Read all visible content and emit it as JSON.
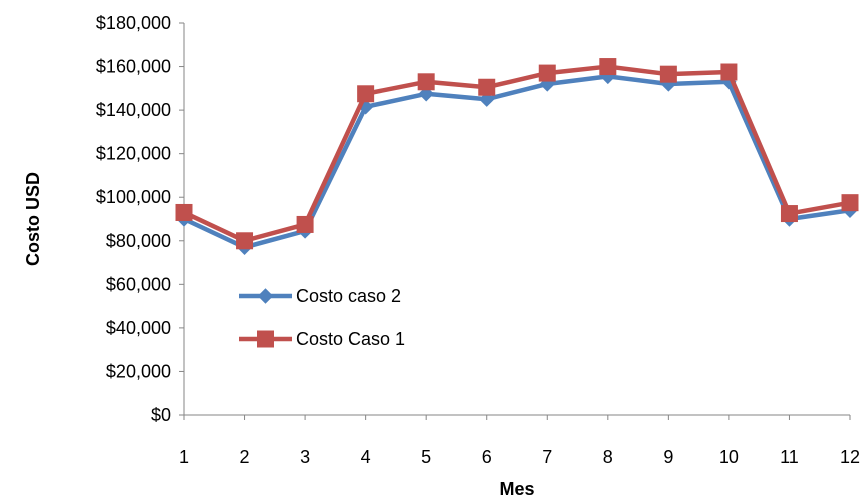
{
  "chart_data": {
    "type": "line",
    "xlabel": "Mes",
    "ylabel": "Costo USD",
    "x": [
      "1",
      "2",
      "3",
      "4",
      "5",
      "6",
      "7",
      "8",
      "9",
      "10",
      "11",
      "12"
    ],
    "ylim": [
      0,
      180000
    ],
    "yticks": [
      "$0",
      "$20,000",
      "$40,000",
      "$60,000",
      "$80,000",
      "$100,000",
      "$120,000",
      "$140,000",
      "$160,000",
      "$180,000"
    ],
    "grid": false,
    "legend_position": "lower-left inside plot",
    "series": [
      {
        "name": "Costo caso 2",
        "color": "#4F81BD",
        "marker": "diamond",
        "values": [
          90000,
          77000,
          84500,
          141500,
          147500,
          145000,
          152000,
          155500,
          152000,
          153000,
          90000,
          94000
        ]
      },
      {
        "name": "Costo Caso 1",
        "color": "#C0504D",
        "marker": "square",
        "values": [
          93000,
          80000,
          87500,
          147500,
          153000,
          150500,
          157000,
          160000,
          156500,
          157500,
          92500,
          97500
        ]
      }
    ]
  }
}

━━━━━━━━━━

■ **Task details**: Examine the records and pull out every line where the string "Costo" occurs.

■ **Solution for this problem**:
    "ylabel": "Costo USD",
        "name": "Costo caso 2",
        "name": "Costo Caso 1",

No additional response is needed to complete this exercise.